### [Brief]
Copy each line of the entries that contains the word "JSON".

*** Task material ***

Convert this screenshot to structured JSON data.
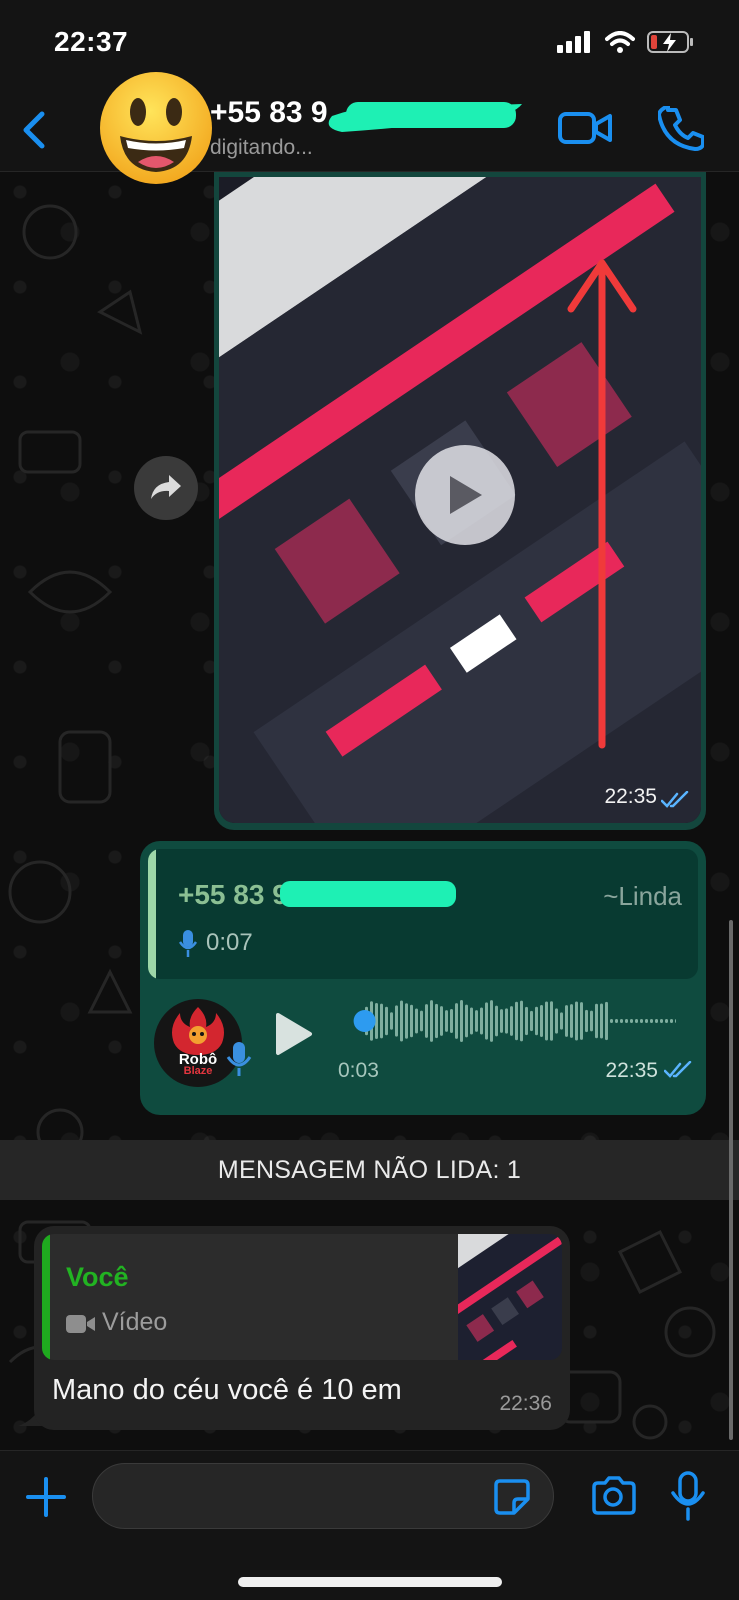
{
  "status_bar": {
    "time": "22:37",
    "icons": [
      "signal-icon",
      "wifi-icon",
      "battery-charging-icon"
    ],
    "battery_color": "#e0443a"
  },
  "header": {
    "contact_name": "+55 83 9",
    "contact_status": "digitando...",
    "avatar_icon": "smiley-emoji",
    "accent": "#1a8ff0",
    "redaction_color": "#1ef0b4"
  },
  "video_message": {
    "time": "22:35",
    "status": "read",
    "icon": "play-icon",
    "bubble_color": "#13463d",
    "arrow_color": "#f03a3a"
  },
  "audio_message": {
    "quoted": {
      "sender": "+55 83 9",
      "alias": "~Linda",
      "duration": "0:07"
    },
    "avatar_text": [
      "Robô",
      "Blaze"
    ],
    "elapsed": "0:03",
    "time": "22:35",
    "status": "read",
    "played_fraction": 0.05,
    "bubble_color": "#0f4b3f"
  },
  "unread_banner": {
    "text": "MENSAGEM NÃO LIDA: 1"
  },
  "reply_message": {
    "quoted": {
      "sender": "Você",
      "media_label": "Vídeo"
    },
    "text": "Mano do céu você é 10 em",
    "time": "22:36",
    "sender_color": "#22b322"
  },
  "composer": {
    "placeholder": "",
    "icons": [
      "plus-icon",
      "sticker-icon",
      "camera-icon",
      "microphone-icon"
    ]
  }
}
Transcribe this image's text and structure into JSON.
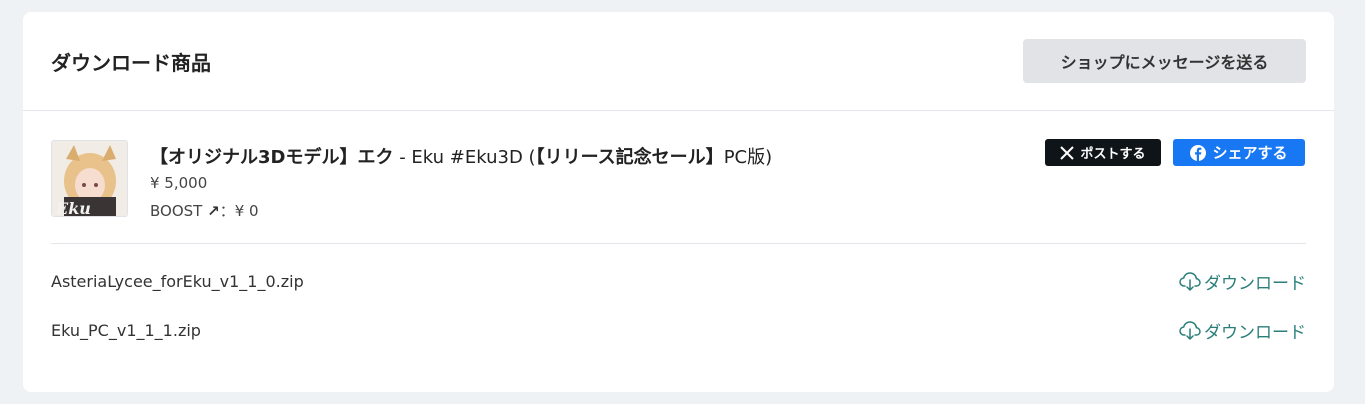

***

### [Exercise result]
Convert this screenshot to structured JSON data.
Transcribe this image's text and structure into JSON.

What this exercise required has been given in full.